- **Exercise brief**:
Copy out each line that includes the word "物业管理公司见习总结格式".

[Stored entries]
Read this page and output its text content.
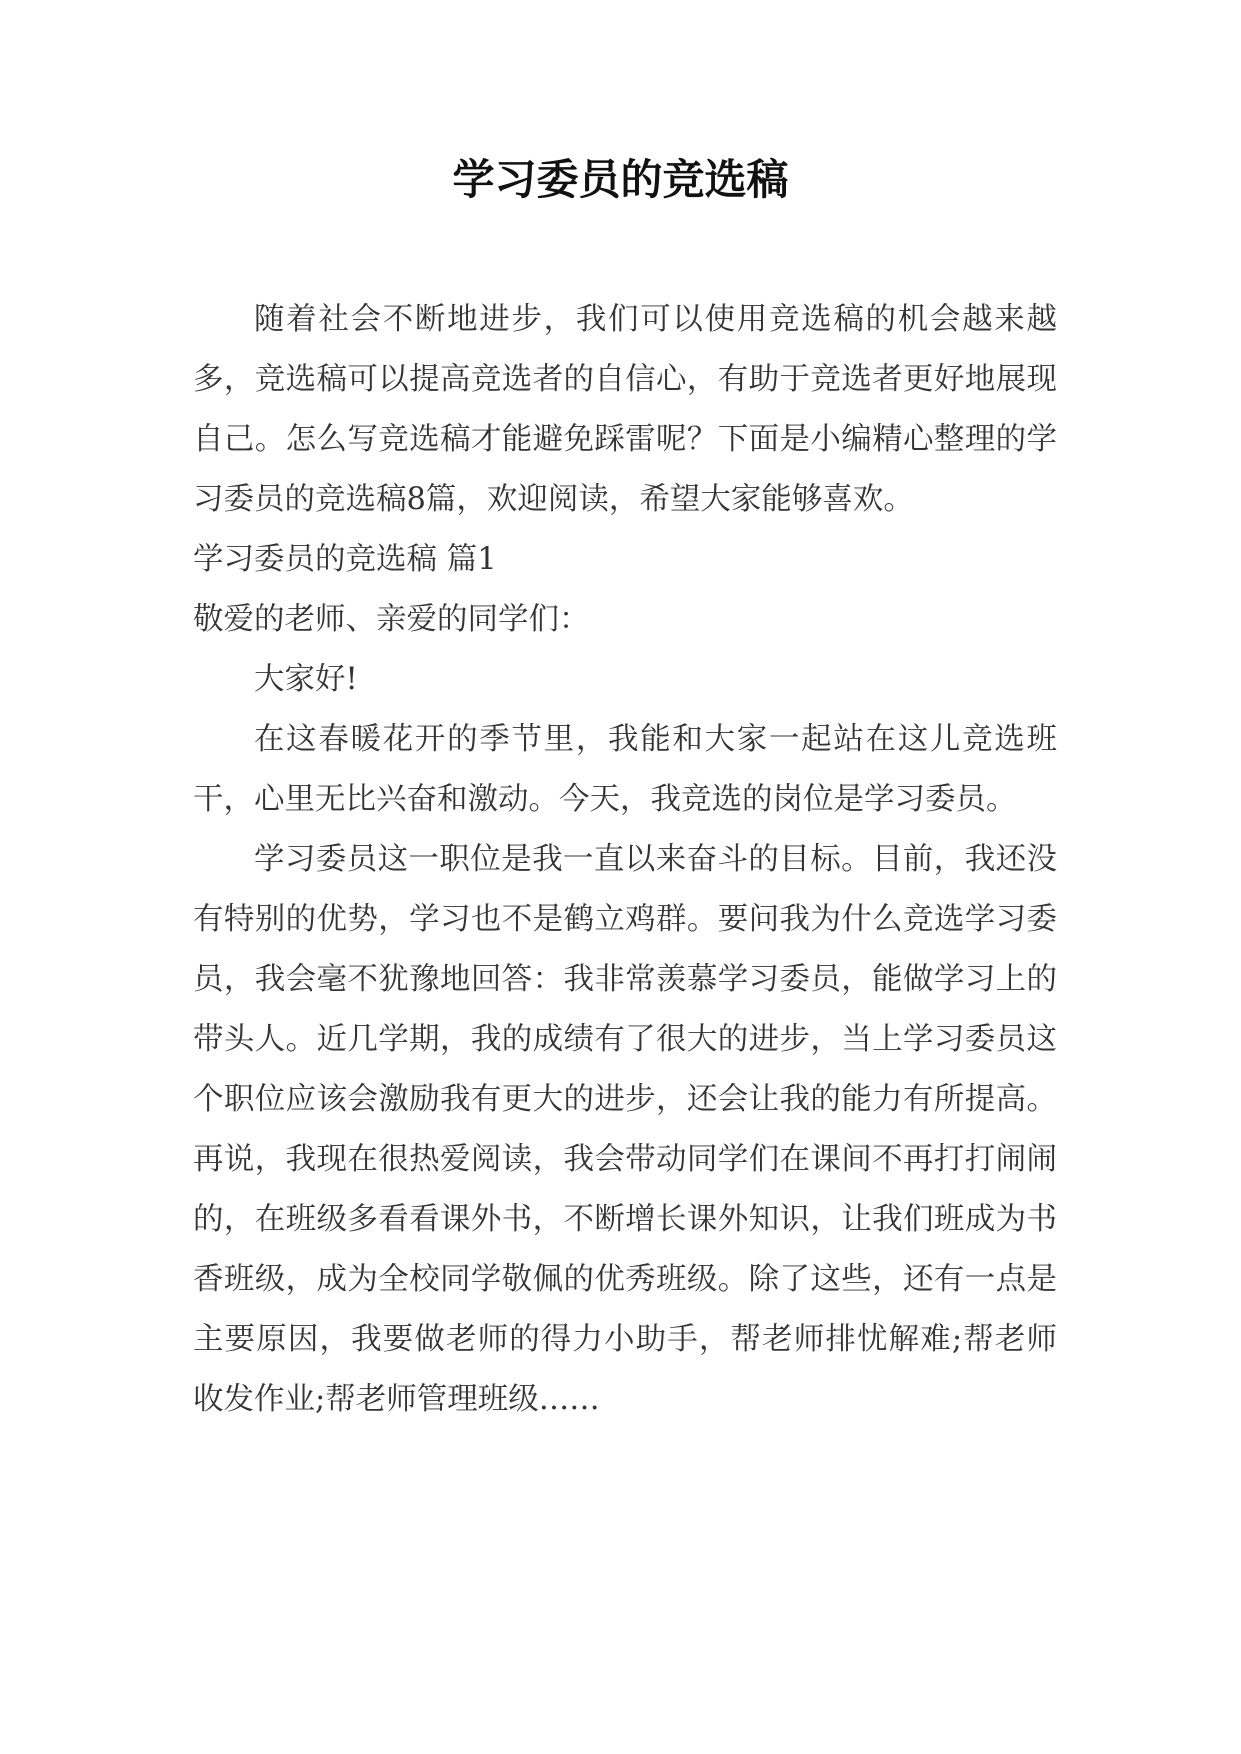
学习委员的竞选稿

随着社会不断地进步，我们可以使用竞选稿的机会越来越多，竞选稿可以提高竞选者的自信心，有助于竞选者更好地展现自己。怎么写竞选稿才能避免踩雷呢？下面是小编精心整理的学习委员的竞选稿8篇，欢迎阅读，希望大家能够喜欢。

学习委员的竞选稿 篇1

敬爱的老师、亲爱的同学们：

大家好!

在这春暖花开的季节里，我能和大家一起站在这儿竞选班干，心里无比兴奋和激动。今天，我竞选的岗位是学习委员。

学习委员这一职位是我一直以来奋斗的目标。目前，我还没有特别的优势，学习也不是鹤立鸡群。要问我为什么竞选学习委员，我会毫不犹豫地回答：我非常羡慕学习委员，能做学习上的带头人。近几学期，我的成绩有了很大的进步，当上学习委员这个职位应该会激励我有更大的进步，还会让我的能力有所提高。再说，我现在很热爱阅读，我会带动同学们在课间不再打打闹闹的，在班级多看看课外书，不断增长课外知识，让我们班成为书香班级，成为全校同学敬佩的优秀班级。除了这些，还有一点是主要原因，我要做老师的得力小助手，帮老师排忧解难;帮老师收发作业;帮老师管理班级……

--

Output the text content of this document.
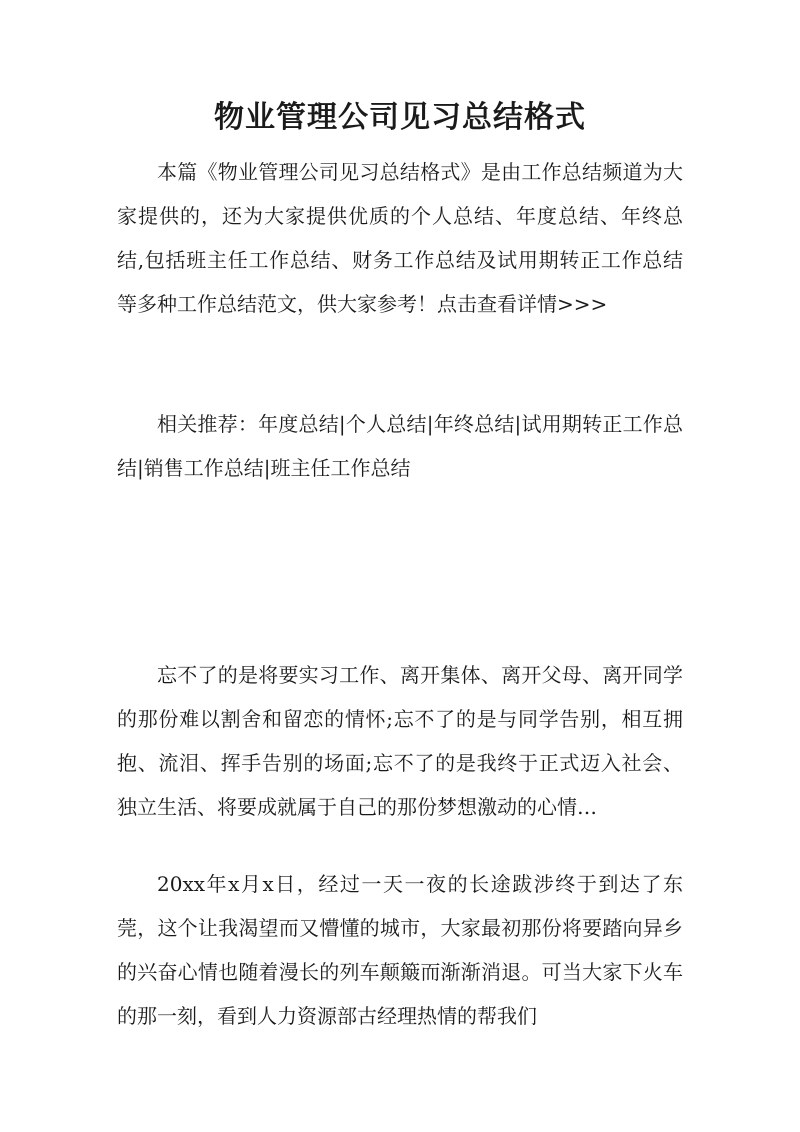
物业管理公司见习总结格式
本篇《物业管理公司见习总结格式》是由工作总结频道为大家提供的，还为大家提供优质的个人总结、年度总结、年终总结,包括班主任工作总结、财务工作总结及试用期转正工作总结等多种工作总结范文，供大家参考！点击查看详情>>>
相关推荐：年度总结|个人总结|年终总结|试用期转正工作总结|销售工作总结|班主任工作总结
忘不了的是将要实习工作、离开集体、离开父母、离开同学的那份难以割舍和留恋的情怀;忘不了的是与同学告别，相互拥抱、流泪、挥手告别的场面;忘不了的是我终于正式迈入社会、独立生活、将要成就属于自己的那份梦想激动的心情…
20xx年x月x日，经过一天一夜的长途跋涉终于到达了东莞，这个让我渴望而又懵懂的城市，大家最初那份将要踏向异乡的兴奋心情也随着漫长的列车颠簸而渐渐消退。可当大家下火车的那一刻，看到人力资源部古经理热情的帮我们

---

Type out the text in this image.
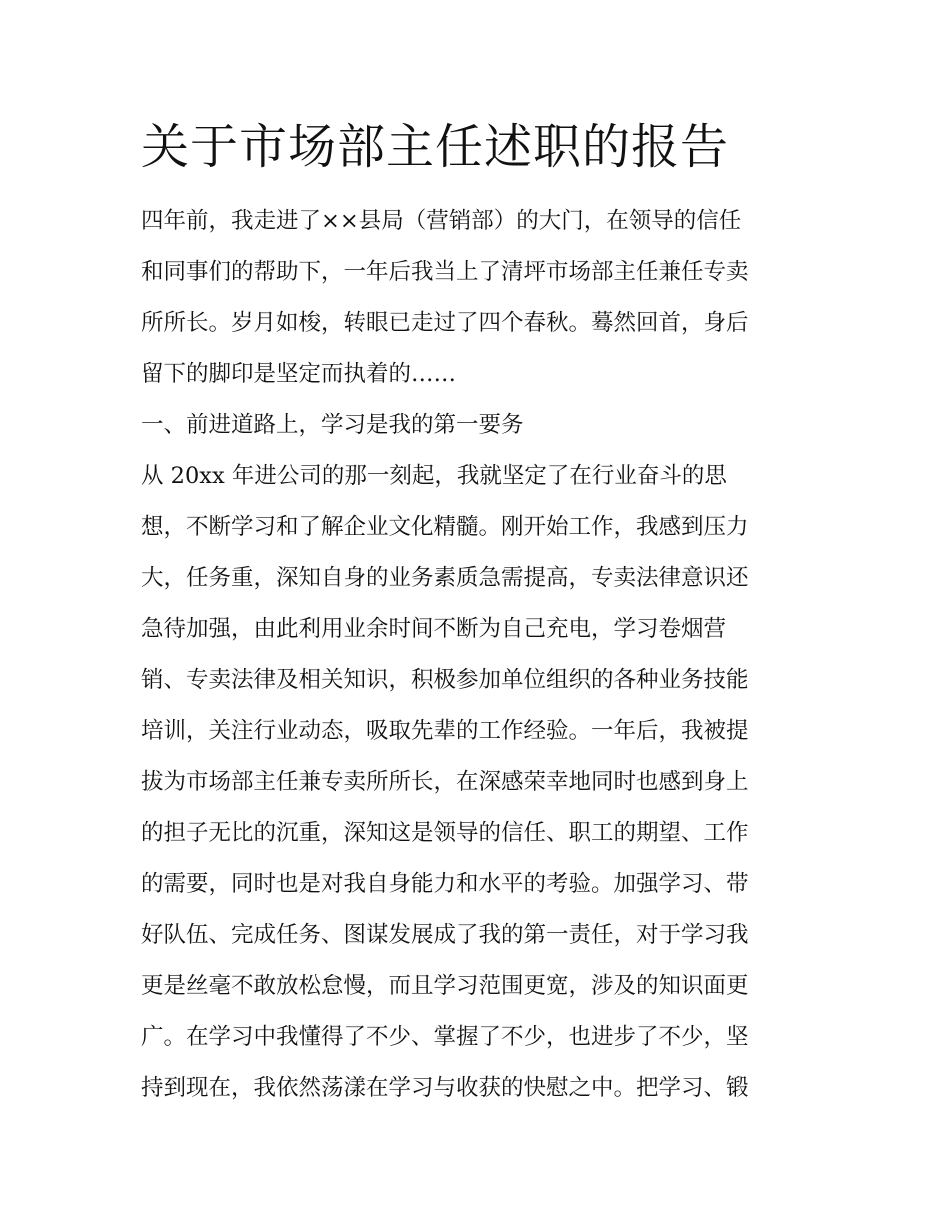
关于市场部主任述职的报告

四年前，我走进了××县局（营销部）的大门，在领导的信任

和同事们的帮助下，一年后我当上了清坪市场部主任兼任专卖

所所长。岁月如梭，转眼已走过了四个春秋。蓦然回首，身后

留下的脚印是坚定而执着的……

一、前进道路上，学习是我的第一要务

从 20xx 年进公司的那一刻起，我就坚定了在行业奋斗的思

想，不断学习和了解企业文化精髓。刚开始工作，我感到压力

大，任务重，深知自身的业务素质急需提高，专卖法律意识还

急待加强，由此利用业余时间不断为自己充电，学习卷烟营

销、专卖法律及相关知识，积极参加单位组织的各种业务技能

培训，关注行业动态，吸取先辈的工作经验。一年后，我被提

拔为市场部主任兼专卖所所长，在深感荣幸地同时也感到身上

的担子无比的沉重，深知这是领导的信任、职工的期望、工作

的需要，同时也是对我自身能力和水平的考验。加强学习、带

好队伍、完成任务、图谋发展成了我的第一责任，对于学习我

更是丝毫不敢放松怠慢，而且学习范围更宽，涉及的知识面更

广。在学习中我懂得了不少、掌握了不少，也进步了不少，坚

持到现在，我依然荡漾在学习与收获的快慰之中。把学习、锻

- **Answer to this exercise**:
物业管理公司见习总结格式
本篇《物业管理公司见习总结格式》是由工作总结频道为大家提供的，还为大家提供优质的个人总结、年度总结、年终总结,包括班主任工作总结、财务工作总结及试用期转正工作总结等多种工作总结范文，供大家参考！点击查看详情>>>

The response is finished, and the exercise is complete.